* _WHAT THE TASK ASKS_: Write out every entry exactly as it appears.
— begin RECORDS TO USE —
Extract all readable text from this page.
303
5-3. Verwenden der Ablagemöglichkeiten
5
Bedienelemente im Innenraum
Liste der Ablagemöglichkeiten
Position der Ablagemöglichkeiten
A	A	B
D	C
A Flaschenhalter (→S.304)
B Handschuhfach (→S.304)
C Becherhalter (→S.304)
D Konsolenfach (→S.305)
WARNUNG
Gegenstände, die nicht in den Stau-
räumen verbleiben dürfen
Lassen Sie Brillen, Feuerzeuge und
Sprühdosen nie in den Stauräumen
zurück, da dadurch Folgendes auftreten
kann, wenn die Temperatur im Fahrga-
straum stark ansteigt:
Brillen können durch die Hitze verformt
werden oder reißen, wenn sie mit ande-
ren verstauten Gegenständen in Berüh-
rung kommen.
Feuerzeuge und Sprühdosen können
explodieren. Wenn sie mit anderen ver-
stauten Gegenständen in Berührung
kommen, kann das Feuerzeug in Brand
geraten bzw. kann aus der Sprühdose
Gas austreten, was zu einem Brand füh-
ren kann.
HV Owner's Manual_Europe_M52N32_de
— end RECORDS TO USE —
* _CORRECT ANSWER_:
Extract all readable text from this page.
303
5-3. Verwenden der Ablagemöglichkeiten
5
Bedienelemente im Innenraum
Liste der Ablagemöglichkeiten
Position der Ablagemöglichkeiten
A	A	B
D	C
A Flaschenhalter (→S.304)
B Handschuhfach (→S.304)
C Becherhalter (→S.304)
D Konsolenfach (→S.305)
WARNUNG
Gegenstände, die nicht in den Stau-
räumen verbleiben dürfen
Lassen Sie Brillen, Feuerzeuge und
Sprühdosen nie in den Stauräumen
zurück, da dadurch Folgendes auftreten
kann, wenn die Temperatur im Fahrga-
straum stark ansteigt:
Brillen können durch die Hitze verformt
werden oder reißen, wenn sie mit ande-
ren verstauten Gegenständen in Berüh-
rung kommen.
Feuerzeuge und Sprühdosen können
explodieren. Wenn sie mit anderen ver-
stauten Gegenständen in Berührung
kommen, kann das Feuerzeug in Brand
geraten bzw. kann aus der Sprühdose
Gas austreten, was zu einem Brand füh-
ren kann.
HV Owner's Manual_Europe_M52N32_de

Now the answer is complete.